[Excerpt from a dataset]
§ §

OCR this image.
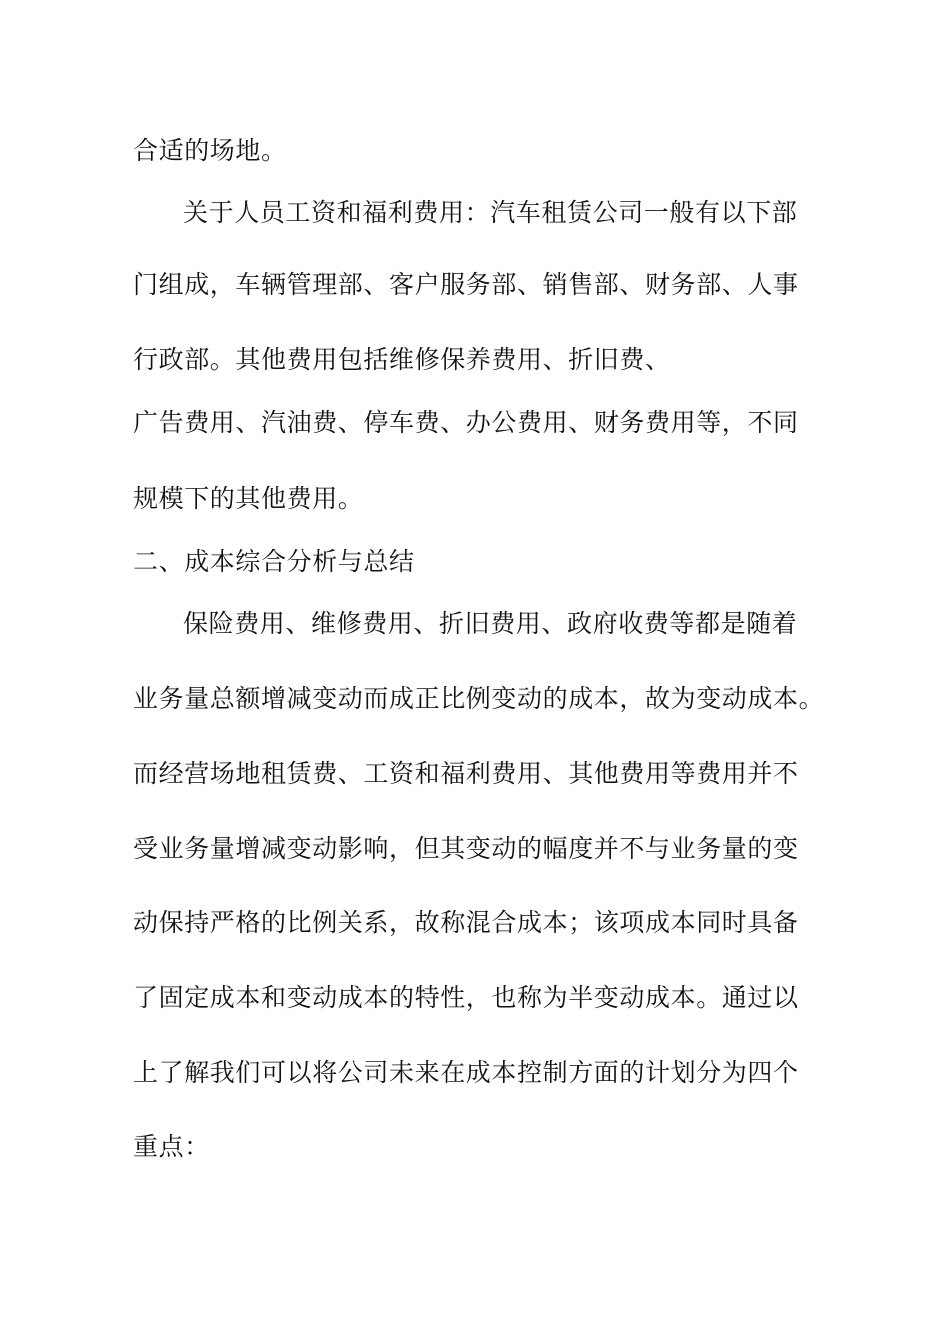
合适的场地。

关于人员工资和福利费用：汽车租赁公司一般有以下部

门组成，车辆管理部、客户服务部、销售部、财务部、人事

行政部。其他费用包括维修保养费用、折旧费、

广告费用、汽油费、停车费、办公费用、财务费用等，不同

规模下的其他费用。

二、成本综合分析与总结

保险费用、维修费用、折旧费用、政府收费等都是随着

业务量总额增减变动而成正比例变动的成本，故为变动成本。

而经营场地租赁费、工资和福利费用、其他费用等费用并不

受业务量增减变动影响，但其变动的幅度并不与业务量的变

动保持严格的比例关系，故称混合成本；该项成本同时具备

了固定成本和变动成本的特性，也称为半变动成本。通过以

上了解我们可以将公司未来在成本控制方面的计划分为四个

重点：
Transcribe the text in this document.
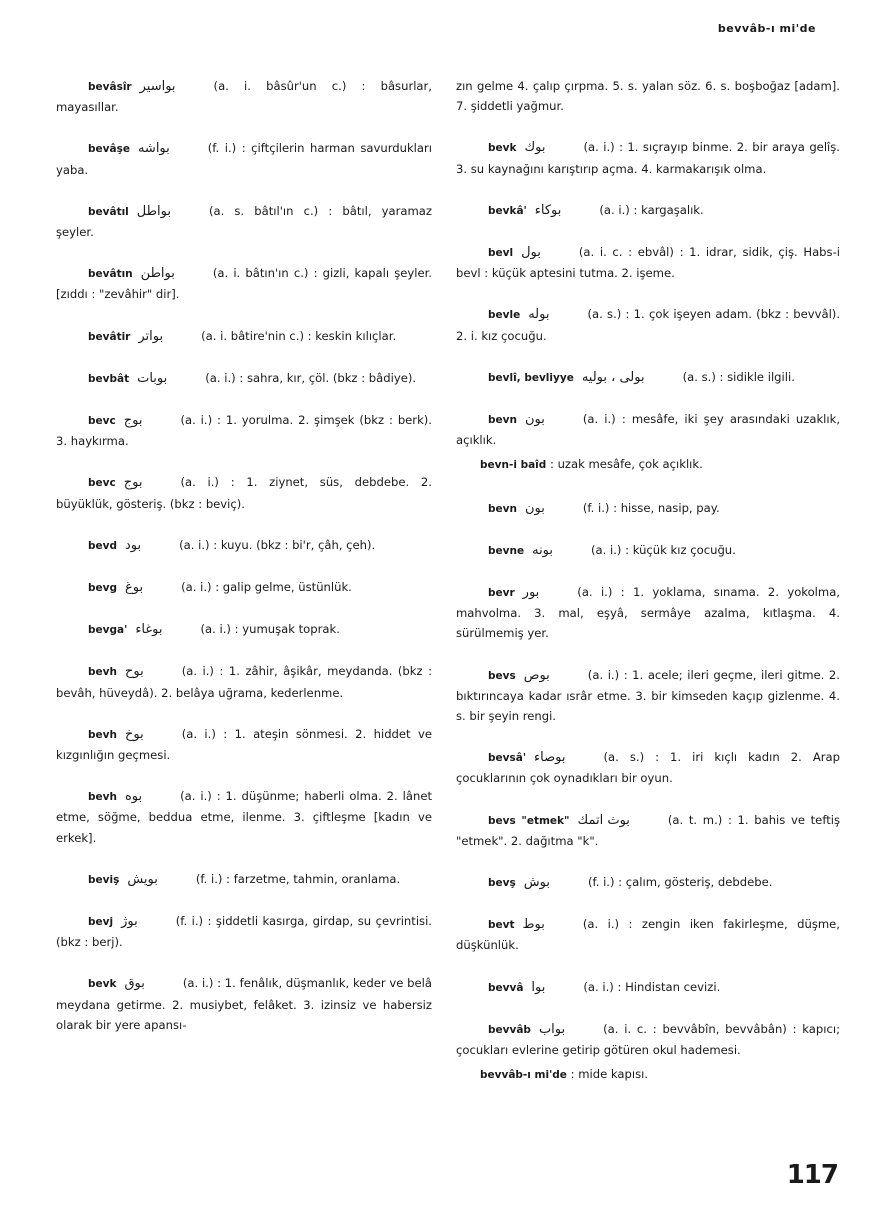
bevvâb-ı mi'de
bevâsîr بواسير	(a. i. bâsûr'un c.) : bâsurlar, mayasıllar.
bevâşe بواشه	(f. i.) : çiftçilerin harman savurdukları yaba.
bevâtıl بواطل	(a. s. bâtıl'ın c.) : bâtıl, yaramaz şeyler.
bevâtın بواطن	(a. i. bâtın'ın c.) : gizli, kapalı şeyler. [zıddı : "zevâhir" dir].
bevâtir بواتر	(a. i. bâtire'nin c.) : keskin kılıçlar.
bevbât بوبات	(a. i.) : sahra, kır, çöl. (bkz : bâdiye).
bevc بوج	(a. i.) : 1. yorulma. 2. şimşek (bkz : berk). 3. haykırma.
bevc بوج	(a. i.) : 1. ziynet, süs, debdebe. 2. büyüklük, gösteriş. (bkz : beviç).
bevd بود	(a. i.) : kuyu. (bkz : bi'r, çâh, çeh).
bevg بوغ	(a. i.) : galip gelme, üstünlük.
bevga' بوغاء	(a. i.) : yumuşak toprak.
bevh بوح	(a. i.) : 1. zâhir, âşikâr, meydanda. (bkz : bevâh, hüveydâ). 2. belâya uğrama, kederlenme.
bevh بوخ	(a. i.) : 1. ateşin sönmesi. 2. hiddet ve kızgınlığın geçmesi.
bevh بوه	(a. i.) : 1. düşünme; haberli olma. 2. lânet etme, söğme, beddua etme, ilenme. 3. çiftleşme [kadın ve erkek].
beviş بويش	(f. i.) : farzetme, tahmin, oranlama.
bevj بوژ	(f. i.) : şiddetli kasırga, girdap, su çevrintisi. (bkz : berj).
bevk بوق	(a. i.) : 1. fenâlık, düşmanlık, keder ve belâ meydana getirme. 2. musiybet, felâket. 3. izinsiz ve habersiz olarak bir yere apansı-
zın gelme 4. çalıp çırpma. 5. s. yalan söz. 6. s. boşboğaz [adam]. 7. şiddetli yağmur.
bevk بوك	(a. i.) : 1. sıçrayıp binme. 2. bir araya gelîş. 3. su kaynağını karıştırıp açma. 4. karmakarışık olma.
bevkâ' بوكاء	(a. i.) : kargaşalık.
bevl بول	(a. i. c. : ebvâl) : 1. idrar, sidik, çiş. Habs-i bevl : küçük aptesini tutma. 2. işeme.
bevle بوله	(a. s.) : 1. çok işeyen adam. (bkz : bevvâl). 2. i. kız çocuğu.
bevlî, bevliyye بولى ، بوليه	(a. s.) : sidikle ilgili.
bevn بون	(a. i.) : mesâfe, iki şey arasındaki uzaklık, açıklık.
bevn-i baîd : uzak mesâfe, çok açıklık.
bevn بون	(f. i.) : hisse, nasip, pay.
bevne بونه	(a. i.) : küçük kız çocuğu.
bevr بور	(a. i.) : 1. yoklama, sınama. 2. yokolma, mahvolma. 3. mal, eşyâ, sermâye azalma, kıtlaşma. 4. sürülmemiş yer.
bevs بوص	(a. i.) : 1. acele; ileri geçme, ileri gitme. 2. bıktırıncaya kadar ısrâr etme. 3. bir kimseden kaçıp gizlenme. 4. s. bir şeyin rengi.
bevsâ' بوصاء	(a. s.) : 1. iri kıçlı kadın 2. Arap çocuklarının çok oynadıkları bir oyun.
bevs "etmek" بوث اتمك	(a. t. m.) : 1. bahis ve teftiş "etmek". 2. dağıtma "k".
bevş بوش	(f. i.) : çalım, gösteriş, debdebe.
bevt بوط	(a. i.) : zengin iken fakirleşme, düşme, düşkünlük.
bevvâ بوا	(a. i.) : Hindistan cevizi.
bevvâb بواب	(a. i. c. : bevvâbîn, bevvâbân) : kapıcı; çocukları evlerine getirip götüren okul hademesi.
bevvâb-ı mi'de : mide kapısı.
117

§ §

■ Directions for this task: Using the records above, find and show each line with the string "bevh".

■ Complete output:
bevh بوح	(a. i.) : 1. zâhir, âşikâr, meydanda. (bkz : bevâh, hüveydâ). 2. belâya uğrama, kederlenme.
bevh بوخ	(a. i.) : 1. ateşin sönmesi. 2. hiddet ve kızgınlığın geçmesi.
bevh بوه	(a. i.) : 1. düşünme; haberli olma. 2. lânet etme, söğme, beddua etme, ilenme. 3. çiftleşme [kadın ve erkek].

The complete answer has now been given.